**Problem statement:** Set down, word for word, the lines of the entries starting at the one that contains "Patent image size: (994, 1204)." and ending at the one that contains "The control system 16 is at (467, 633).", including both.

** START OF Supplied material **

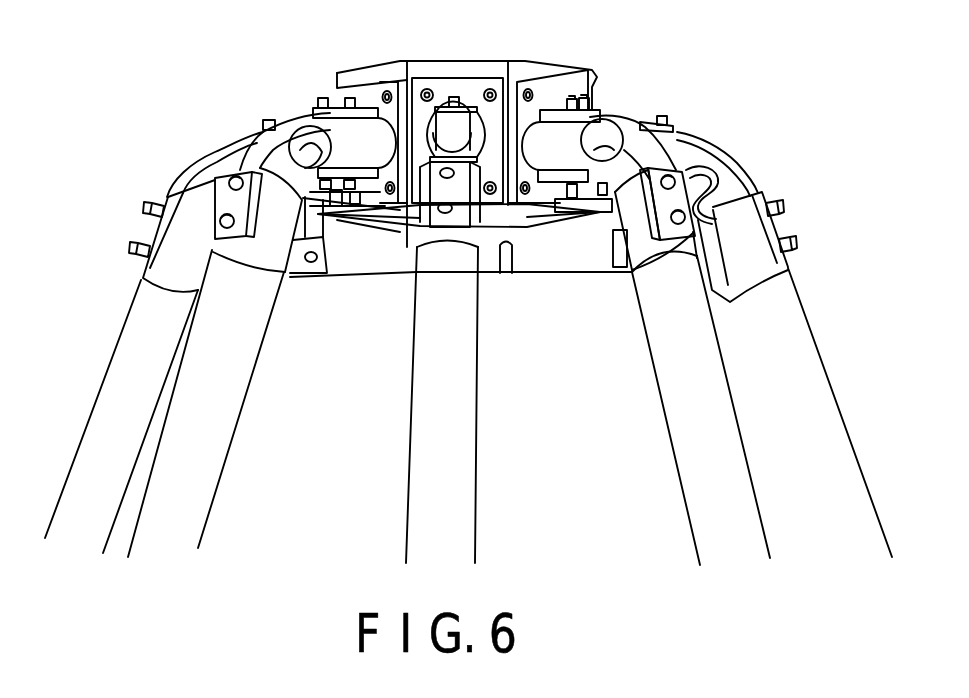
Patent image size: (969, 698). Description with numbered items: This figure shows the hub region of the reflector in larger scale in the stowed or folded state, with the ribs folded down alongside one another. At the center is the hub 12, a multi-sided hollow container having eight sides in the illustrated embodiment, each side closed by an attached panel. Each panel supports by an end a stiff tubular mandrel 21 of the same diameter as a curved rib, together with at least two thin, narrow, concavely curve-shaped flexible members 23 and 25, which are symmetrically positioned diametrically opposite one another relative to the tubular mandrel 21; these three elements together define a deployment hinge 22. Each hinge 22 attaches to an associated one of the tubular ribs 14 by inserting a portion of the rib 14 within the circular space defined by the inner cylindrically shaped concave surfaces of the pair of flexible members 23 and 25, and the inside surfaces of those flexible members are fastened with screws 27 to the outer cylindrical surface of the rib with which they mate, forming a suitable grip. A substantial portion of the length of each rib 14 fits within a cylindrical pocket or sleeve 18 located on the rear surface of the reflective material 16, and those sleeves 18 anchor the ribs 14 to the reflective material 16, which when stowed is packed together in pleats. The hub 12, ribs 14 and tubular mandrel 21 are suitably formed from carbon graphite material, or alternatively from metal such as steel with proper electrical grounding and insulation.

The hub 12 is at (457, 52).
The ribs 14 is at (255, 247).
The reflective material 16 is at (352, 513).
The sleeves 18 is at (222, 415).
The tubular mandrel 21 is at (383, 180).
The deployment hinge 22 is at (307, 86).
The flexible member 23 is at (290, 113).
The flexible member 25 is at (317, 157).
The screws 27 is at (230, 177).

** END OF Supplied material **
** START OF Supplied material **

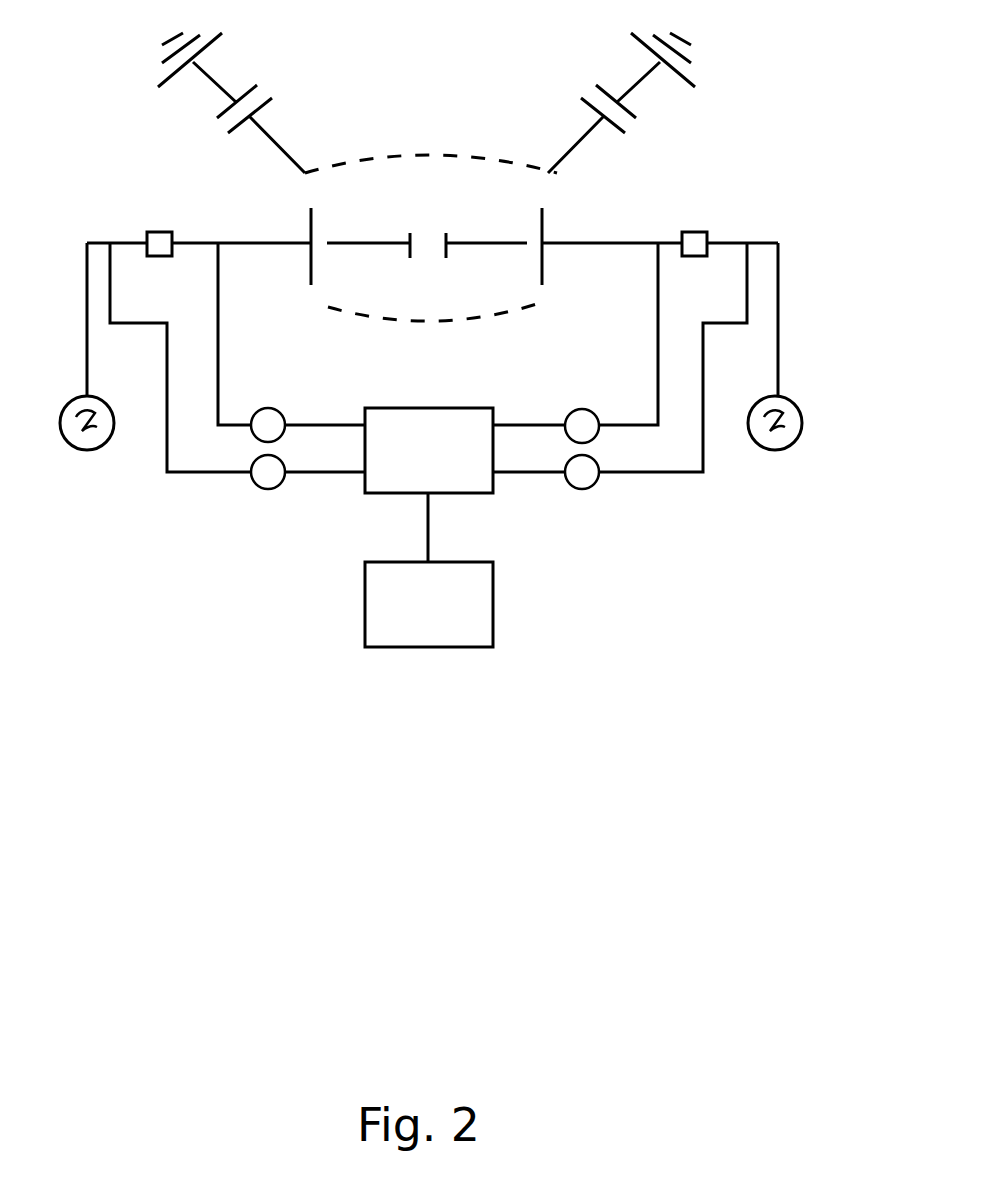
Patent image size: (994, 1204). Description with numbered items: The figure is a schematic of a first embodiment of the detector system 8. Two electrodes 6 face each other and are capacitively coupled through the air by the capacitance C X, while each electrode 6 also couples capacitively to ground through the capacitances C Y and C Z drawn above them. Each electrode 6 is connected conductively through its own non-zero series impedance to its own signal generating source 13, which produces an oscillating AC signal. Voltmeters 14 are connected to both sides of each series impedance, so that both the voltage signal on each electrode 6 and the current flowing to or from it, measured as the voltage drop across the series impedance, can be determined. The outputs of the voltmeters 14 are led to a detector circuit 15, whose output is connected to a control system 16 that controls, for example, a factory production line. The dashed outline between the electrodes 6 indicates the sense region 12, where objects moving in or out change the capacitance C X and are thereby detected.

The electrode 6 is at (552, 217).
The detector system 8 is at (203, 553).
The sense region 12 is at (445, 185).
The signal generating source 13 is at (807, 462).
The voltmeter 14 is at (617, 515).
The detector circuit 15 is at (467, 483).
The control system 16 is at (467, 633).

** END OF Supplied material **

**In response:**
Patent image size: (994, 1204). Description with numbered items: The figure is a schematic of a first embodiment of the detector system 8. Two electrodes 6 face each other and are capacitively coupled through the air by the capacitance C X, while each electrode 6 also couples capacitively to ground through the capacitances C Y and C Z drawn above them. Each electrode 6 is connected conductively through its own non-zero series impedance to its own signal generating source 13, which produces an oscillating AC signal. Voltmeters 14 are connected to both sides of each series impedance, so that both the voltage signal on each electrode 6 and the current flowing to or from it, measured as the voltage drop across the series impedance, can be determined. The outputs of the voltmeters 14 are led to a detector circuit 15, whose output is connected to a control system 16 that controls, for example, a factory production line. The dashed outline between the electrodes 6 indicates the sense region 12, where objects moving in or out change the capacitance C X and are thereby detected.

The electrode 6 is at (552, 217).
The detector system 8 is at (203, 553).
The sense region 12 is at (445, 185).
The signal generating source 13 is at (807, 462).
The voltmeter 14 is at (617, 515).
The detector circuit 15 is at (467, 483).
The control system 16 is at (467, 633).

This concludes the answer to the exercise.